● **CHALLENGE**
Copy each line of the records that holds the string "Alice".

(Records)

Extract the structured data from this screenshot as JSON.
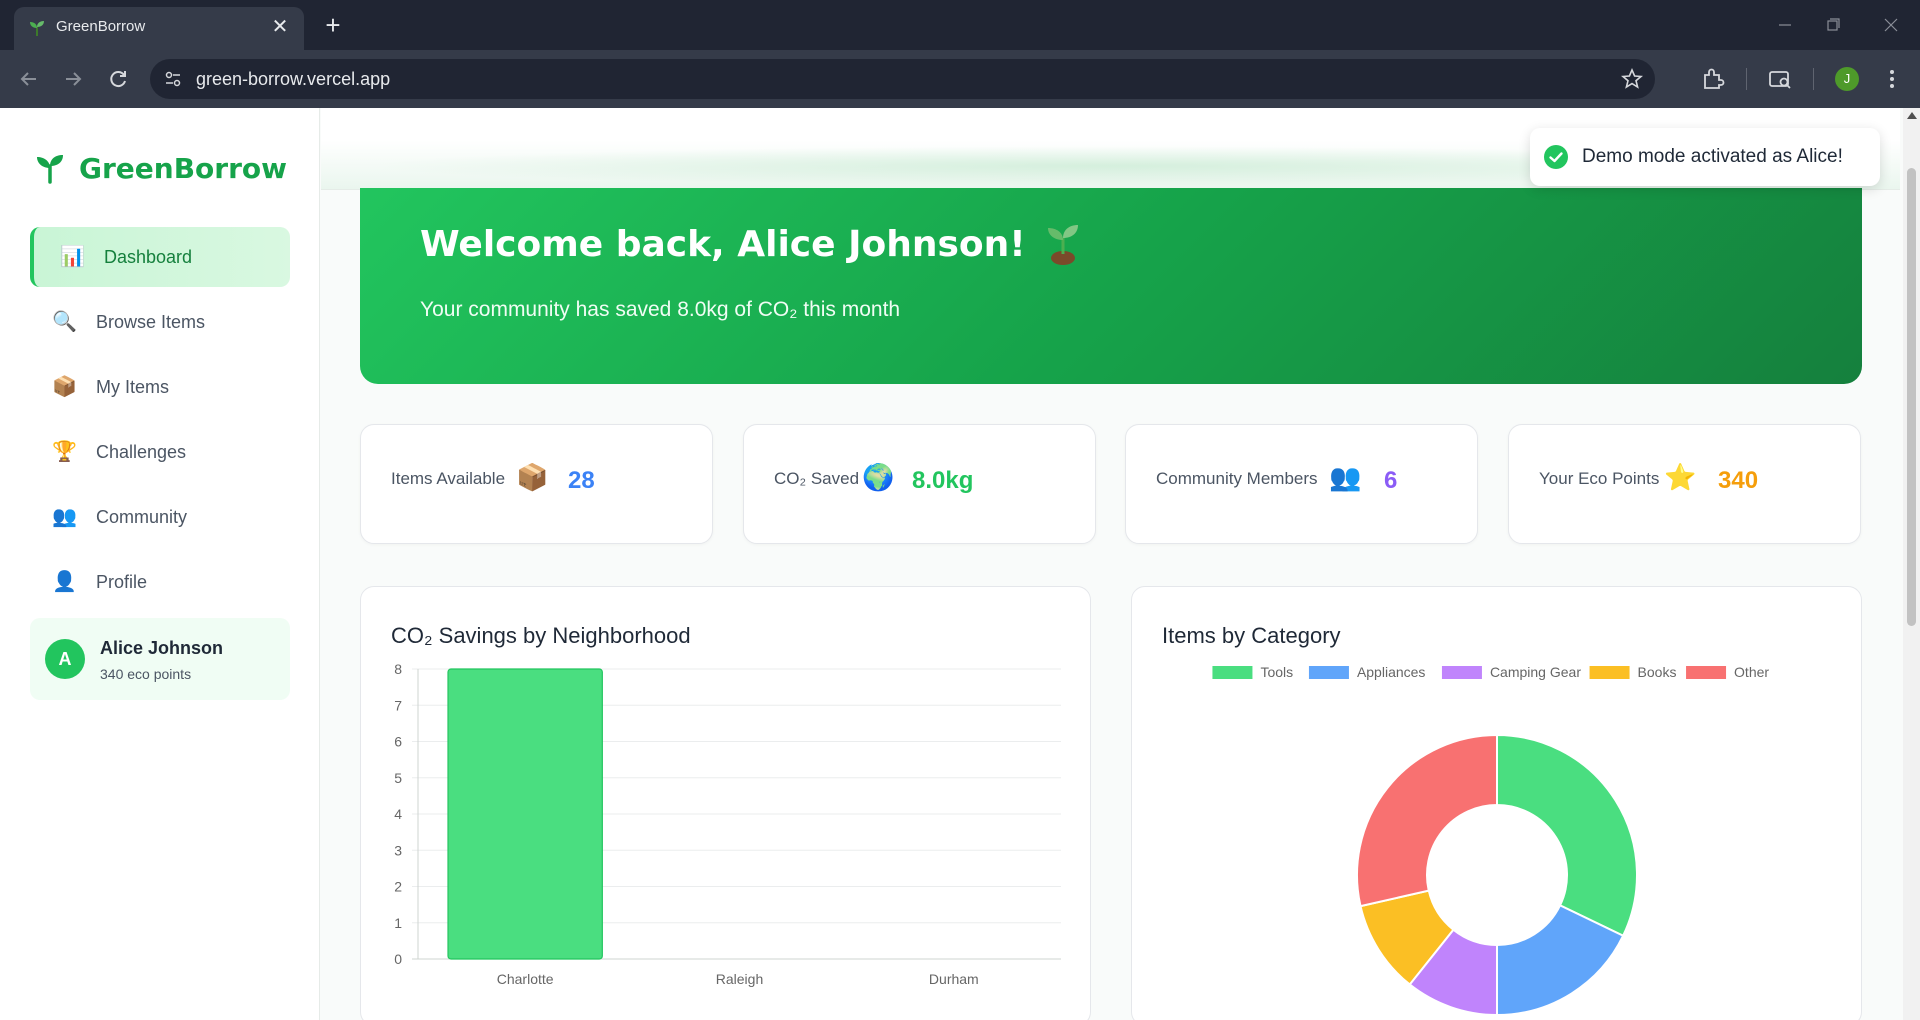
{
  "browser": {
    "tab_title": "GreenBorrow",
    "tab_close": "✕",
    "new_tab": "+",
    "url": "green-borrow.vercel.app",
    "profile_initial": "J"
  },
  "sidebar": {
    "brand": "GreenBorrow",
    "items": [
      {
        "label": "Dashboard",
        "icon": "bar-chart-icon",
        "active": true
      },
      {
        "label": "Browse Items",
        "icon": "magnifier-icon",
        "active": false
      },
      {
        "label": "My Items",
        "icon": "package-icon",
        "active": false
      },
      {
        "label": "Challenges",
        "icon": "trophy-icon",
        "active": false
      },
      {
        "label": "Community",
        "icon": "people-icon",
        "active": false
      },
      {
        "label": "Profile",
        "icon": "person-icon",
        "active": false
      }
    ],
    "user": {
      "initial": "A",
      "name": "Alice Johnson",
      "points": "340 eco points"
    }
  },
  "hero": {
    "title": "Welcome back, Alice Johnson!",
    "subtitle": "Your community has saved 8.0kg of CO₂ this month"
  },
  "stats": [
    {
      "label": "Items Available",
      "emoji": "📦",
      "value": "28",
      "color": "#3b82f6"
    },
    {
      "label": "CO₂ Saved",
      "emoji": "🌍",
      "value": "8.0kg",
      "color": "#22c55e"
    },
    {
      "label": "Community Members",
      "emoji": "👥",
      "value": "6",
      "color": "#8b5cf6"
    },
    {
      "label": "Your Eco Points",
      "emoji": "⭐",
      "value": "340",
      "color": "#f59e0b"
    }
  ],
  "toast": {
    "message": "Demo mode activated as Alice!"
  },
  "chart_data": [
    {
      "type": "bar",
      "title": "CO₂ Savings by Neighborhood",
      "categories": [
        "Charlotte",
        "Raleigh",
        "Durham"
      ],
      "values": [
        8,
        0,
        0
      ],
      "ylim": [
        0,
        8
      ],
      "yticks": [
        0,
        1,
        2,
        3,
        4,
        5,
        6,
        7,
        8
      ],
      "grid": true,
      "color": "#4ade80"
    },
    {
      "type": "pie",
      "title": "Items by Category",
      "labels": [
        "Tools",
        "Appliances",
        "Camping Gear",
        "Books",
        "Other"
      ],
      "values": [
        9,
        5,
        3,
        3,
        8
      ],
      "colors": [
        "#4ade80",
        "#60a5fa",
        "#c084fc",
        "#fbbf24",
        "#f87171"
      ],
      "legend": "top",
      "donut": true
    }
  ]
}
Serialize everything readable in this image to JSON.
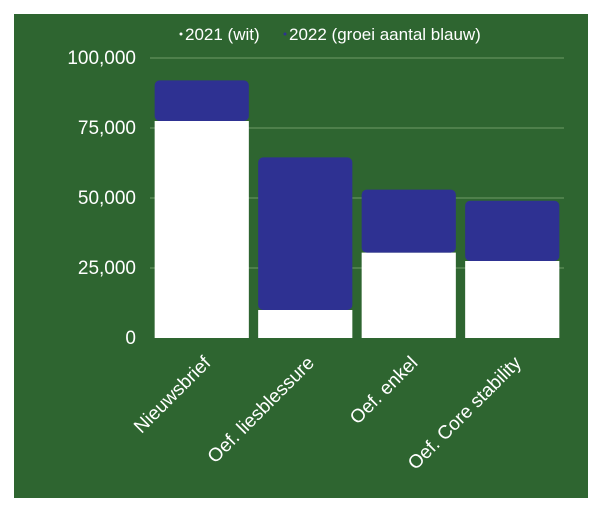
{
  "chart_data": {
    "type": "bar",
    "stacked": true,
    "title": "",
    "xlabel": "",
    "ylabel": "",
    "categories": [
      "Nieuwsbrief",
      "Oef. liesblessure",
      "Oef. enkel",
      "Oef. Core stability"
    ],
    "series": [
      {
        "name": "2021 (wit)",
        "values": [
          77500,
          10000,
          30500,
          27500
        ]
      },
      {
        "name": "2022 (groei aantal blauw)",
        "values": [
          14500,
          54500,
          22500,
          21500
        ]
      }
    ],
    "y_ticks": [
      "0",
      "25,000",
      "50,000",
      "75,000",
      "100,000"
    ],
    "y_tick_values": [
      0,
      25000,
      50000,
      75000,
      100000
    ],
    "ylim": [
      0,
      100000
    ],
    "grid": true,
    "legend_position": "top",
    "colors": {
      "background": "#2e6530",
      "series_2021": "#ffffff",
      "series_2022": "#2e3192",
      "gridline": "#6f9a66",
      "text": "#ffffff"
    }
  }
}
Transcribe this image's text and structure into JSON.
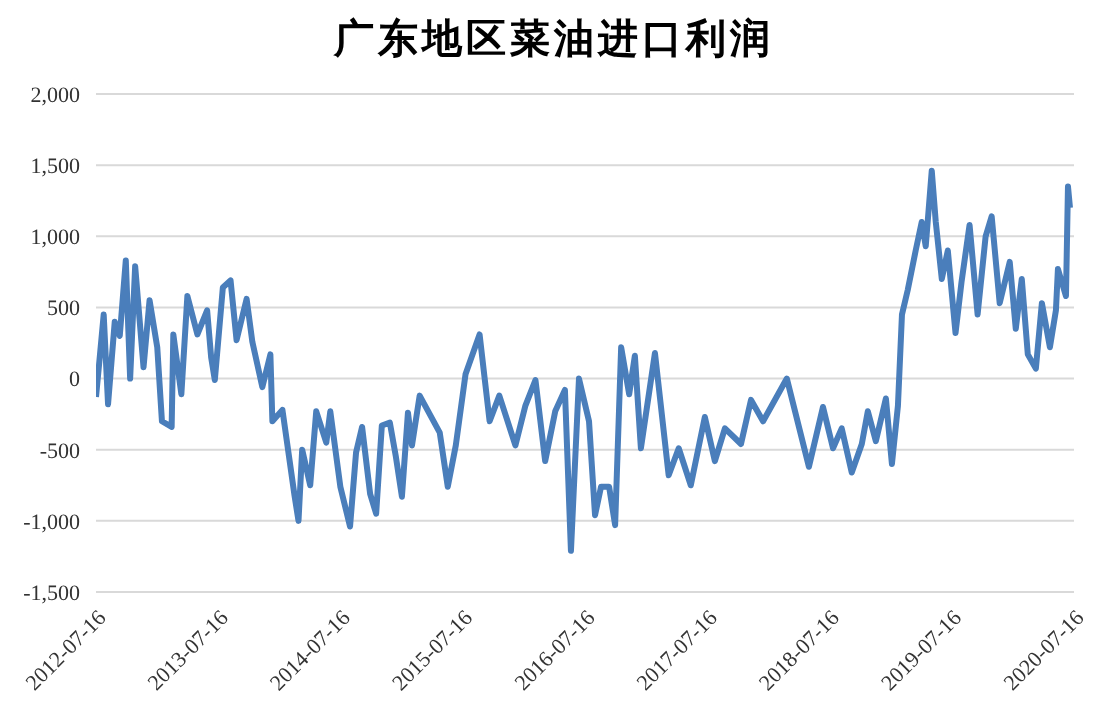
{
  "chart_data": {
    "type": "line",
    "title": "广东地区菜油进口利润",
    "x": [
      "2012-07-16",
      "2012-07-28",
      "2012-08-08",
      "2012-08-21",
      "2012-09-10",
      "2012-09-25",
      "2012-10-13",
      "2012-10-26",
      "2012-11-10",
      "2012-12-05",
      "2012-12-23",
      "2013-01-15",
      "2013-01-29",
      "2013-02-27",
      "2013-03-04",
      "2013-03-28",
      "2013-04-15",
      "2013-05-15",
      "2013-06-13",
      "2013-06-25",
      "2013-07-06",
      "2013-07-30",
      "2013-08-22",
      "2013-09-09",
      "2013-10-09",
      "2013-10-26",
      "2013-11-25",
      "2013-12-19",
      "2013-12-25",
      "2014-01-24",
      "2014-03-01",
      "2014-03-13",
      "2014-03-24",
      "2014-04-17",
      "2014-05-05",
      "2014-06-04",
      "2014-06-16",
      "2014-07-16",
      "2014-08-14",
      "2014-09-01",
      "2014-09-19",
      "2014-10-13",
      "2014-10-31",
      "2014-11-17",
      "2014-12-11",
      "2014-12-29",
      "2015-01-16",
      "2015-02-03",
      "2015-02-15",
      "2015-03-10",
      "2015-05-09",
      "2015-06-02",
      "2015-06-26",
      "2015-07-25",
      "2015-09-05",
      "2015-10-05",
      "2015-11-03",
      "2015-12-21",
      "2016-01-20",
      "2016-02-19",
      "2016-03-19",
      "2016-04-18",
      "2016-05-17",
      "2016-06-04",
      "2016-06-28",
      "2016-07-28",
      "2016-08-15",
      "2016-09-02",
      "2016-09-26",
      "2016-10-14",
      "2016-11-01",
      "2016-11-25",
      "2016-12-12",
      "2016-12-30",
      "2017-02-10",
      "2017-03-23",
      "2017-04-22",
      "2017-05-28",
      "2017-07-09",
      "2017-08-08",
      "2017-09-07",
      "2017-10-25",
      "2017-11-24",
      "2017-12-30",
      "2018-03-11",
      "2018-05-16",
      "2018-06-27",
      "2018-07-27",
      "2018-08-22",
      "2018-09-21",
      "2018-10-21",
      "2018-11-08",
      "2018-12-02",
      "2019-01-01",
      "2019-01-19",
      "2019-02-06",
      "2019-02-18",
      "2019-03-07",
      "2019-03-31",
      "2019-04-18",
      "2019-04-30",
      "2019-05-18",
      "2019-05-30",
      "2019-06-17",
      "2019-07-05",
      "2019-07-28",
      "2019-08-15",
      "2019-09-08",
      "2019-10-02",
      "2019-10-26",
      "2019-11-13",
      "2019-12-07",
      "2020-01-06",
      "2020-01-24",
      "2020-02-11",
      "2020-02-29",
      "2020-03-24",
      "2020-04-11",
      "2020-05-05",
      "2020-05-23",
      "2020-05-29",
      "2020-06-22",
      "2020-06-28",
      "2020-07-04"
    ],
    "series": [
      {
        "color": "#4a7ebb",
        "values": [
          -130,
          170,
          450,
          -180,
          400,
          300,
          830,
          0,
          790,
          80,
          550,
          220,
          -300,
          -340,
          310,
          -110,
          580,
          310,
          480,
          150,
          -10,
          640,
          690,
          270,
          560,
          260,
          -60,
          170,
          -300,
          -220,
          -820,
          -1000,
          -500,
          -750,
          -230,
          -450,
          -230,
          -760,
          -1040,
          -520,
          -340,
          -810,
          -950,
          -330,
          -310,
          -550,
          -830,
          -240,
          -470,
          -120,
          -380,
          -760,
          -470,
          30,
          310,
          -300,
          -120,
          -470,
          -190,
          -10,
          -580,
          -230,
          -80,
          -1210,
          0,
          -300,
          -960,
          -760,
          -760,
          -1030,
          220,
          -110,
          160,
          -490,
          180,
          -680,
          -490,
          -750,
          -270,
          -580,
          -350,
          -460,
          -150,
          -300,
          0,
          -620,
          -200,
          -490,
          -350,
          -660,
          -460,
          -230,
          -440,
          -140,
          -600,
          -190,
          450,
          620,
          900,
          1100,
          930,
          1460,
          1100,
          700,
          900,
          320,
          680,
          1080,
          450,
          1000,
          1140,
          530,
          820,
          350,
          700,
          170,
          70,
          530,
          220,
          480,
          770,
          580,
          1350,
          1200
        ]
      }
    ],
    "xlim": [
      "2012-07-16",
      "2020-07-16"
    ],
    "xticks": [
      {
        "value": "2012-07-16",
        "label": "2012-07-16"
      },
      {
        "value": "2013-07-16",
        "label": "2013-07-16"
      },
      {
        "value": "2014-07-16",
        "label": "2014-07-16"
      },
      {
        "value": "2015-07-16",
        "label": "2015-07-16"
      },
      {
        "value": "2016-07-16",
        "label": "2016-07-16"
      },
      {
        "value": "2017-07-16",
        "label": "2017-07-16"
      },
      {
        "value": "2018-07-16",
        "label": "2018-07-16"
      },
      {
        "value": "2019-07-16",
        "label": "2019-07-16"
      },
      {
        "value": "2020-07-16",
        "label": "2020-07-16"
      }
    ],
    "ylim": [
      -1500,
      2000
    ],
    "yticks": [
      {
        "value": -1500,
        "label": "-1,500"
      },
      {
        "value": -1000,
        "label": "-1,000"
      },
      {
        "value": -500,
        "label": "-500"
      },
      {
        "value": 0,
        "label": "0"
      },
      {
        "value": 500,
        "label": "500"
      },
      {
        "value": 1000,
        "label": "1,000"
      },
      {
        "value": 1500,
        "label": "1,500"
      },
      {
        "value": 2000,
        "label": "2,000"
      }
    ],
    "grid": "y",
    "marker": "none",
    "line_style": "solid"
  }
}
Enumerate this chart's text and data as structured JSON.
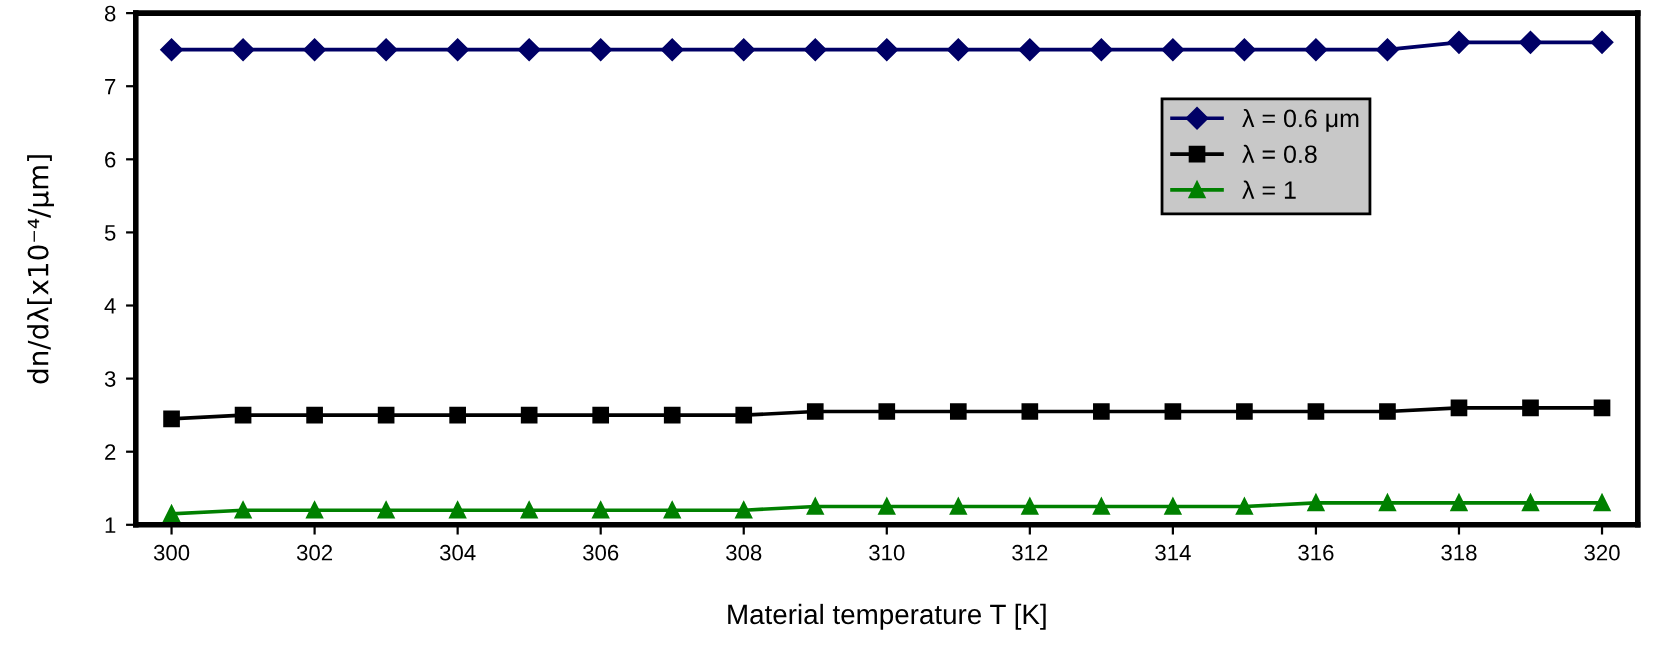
{
  "chart_data": {
    "type": "line",
    "xlabel": "Material temperature T [K]",
    "ylabel": "dn/dλ[x10⁻⁴/μm]",
    "x": [
      300,
      301,
      302,
      303,
      304,
      305,
      306,
      307,
      308,
      309,
      310,
      311,
      312,
      313,
      314,
      315,
      316,
      317,
      318,
      319,
      320
    ],
    "series": [
      {
        "name": "λ = 0.6 μm",
        "color": "#000066",
        "marker": "diamond",
        "values": [
          7.5,
          7.5,
          7.5,
          7.5,
          7.5,
          7.5,
          7.5,
          7.5,
          7.5,
          7.5,
          7.5,
          7.5,
          7.5,
          7.5,
          7.5,
          7.5,
          7.5,
          7.5,
          7.6,
          7.6,
          7.6
        ]
      },
      {
        "name": "λ = 0.8",
        "color": "#000000",
        "marker": "square",
        "values": [
          2.45,
          2.5,
          2.5,
          2.5,
          2.5,
          2.5,
          2.5,
          2.5,
          2.5,
          2.55,
          2.55,
          2.55,
          2.55,
          2.55,
          2.55,
          2.55,
          2.55,
          2.55,
          2.6,
          2.6,
          2.6
        ]
      },
      {
        "name": "λ = 1",
        "color": "#008000",
        "marker": "triangle",
        "values": [
          1.15,
          1.2,
          1.2,
          1.2,
          1.2,
          1.2,
          1.2,
          1.2,
          1.2,
          1.25,
          1.25,
          1.25,
          1.25,
          1.25,
          1.25,
          1.25,
          1.3,
          1.3,
          1.3,
          1.3,
          1.3
        ]
      }
    ],
    "xlim": [
      299.5,
      320.5
    ],
    "xticks": [
      300,
      302,
      304,
      306,
      308,
      310,
      312,
      314,
      316,
      318,
      320
    ],
    "ylim": [
      1,
      8
    ],
    "yticks": [
      1,
      2,
      3,
      4,
      5,
      6,
      7,
      8
    ],
    "grid": false,
    "legend": "right",
    "line_style": "solid"
  }
}
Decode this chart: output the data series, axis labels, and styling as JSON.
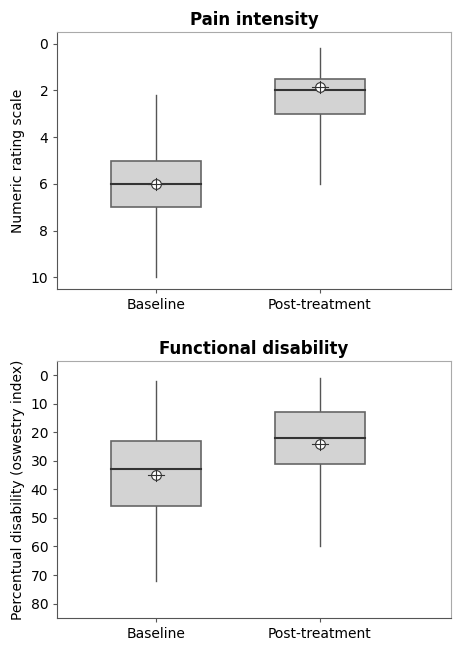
{
  "pain": {
    "title": "Pain intensity",
    "ylabel": "Numeric rating scale",
    "ylim": [
      10.5,
      -0.5
    ],
    "yticks": [
      0,
      2,
      4,
      6,
      8,
      10
    ],
    "yticklabels": [
      "0",
      "2",
      "4",
      "6",
      "8",
      "10"
    ],
    "categories": [
      "Baseline",
      "Post-treatment"
    ],
    "boxes": [
      {
        "q1": 5.0,
        "median": 6.0,
        "q3": 7.0,
        "whislo": 2.2,
        "whishi": 10.0,
        "mean": 6.0
      },
      {
        "q1": 1.5,
        "median": 2.0,
        "q3": 3.0,
        "whislo": 0.2,
        "whishi": 6.0,
        "mean": 1.85
      }
    ]
  },
  "disability": {
    "title": "Functional disability",
    "ylabel": "Percentual disability (oswestry index)",
    "ylim": [
      85,
      -5
    ],
    "yticks": [
      0,
      10,
      20,
      30,
      40,
      50,
      60,
      70,
      80
    ],
    "yticklabels": [
      "0",
      "10",
      "20",
      "30",
      "40",
      "50",
      "60",
      "70",
      "80"
    ],
    "categories": [
      "Baseline",
      "Post-treatment"
    ],
    "boxes": [
      {
        "q1": 23.0,
        "median": 33.0,
        "q3": 46.0,
        "whislo": 2.0,
        "whishi": 72.0,
        "mean": 35.0
      },
      {
        "q1": 13.0,
        "median": 22.0,
        "q3": 31.0,
        "whislo": 1.0,
        "whishi": 60.0,
        "mean": 24.0
      }
    ]
  },
  "box_color": "#d3d3d3",
  "box_edgecolor": "#666666",
  "whisker_color": "#555555",
  "median_color": "#333333",
  "mean_marker_size": 7,
  "mean_facecolor": "white",
  "mean_edgecolor": "#333333",
  "background_color": "#ffffff",
  "title_fontsize": 12,
  "label_fontsize": 10,
  "tick_fontsize": 10,
  "box_width": 0.55,
  "positions": [
    1,
    2
  ],
  "xlim": [
    0.4,
    2.8
  ]
}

● **TASK OUTPUT**
      "name": "Alice Johnson",
    "title": "Welcome back, Alice Johnson!",
    "message": "Demo mode activated as Alice!"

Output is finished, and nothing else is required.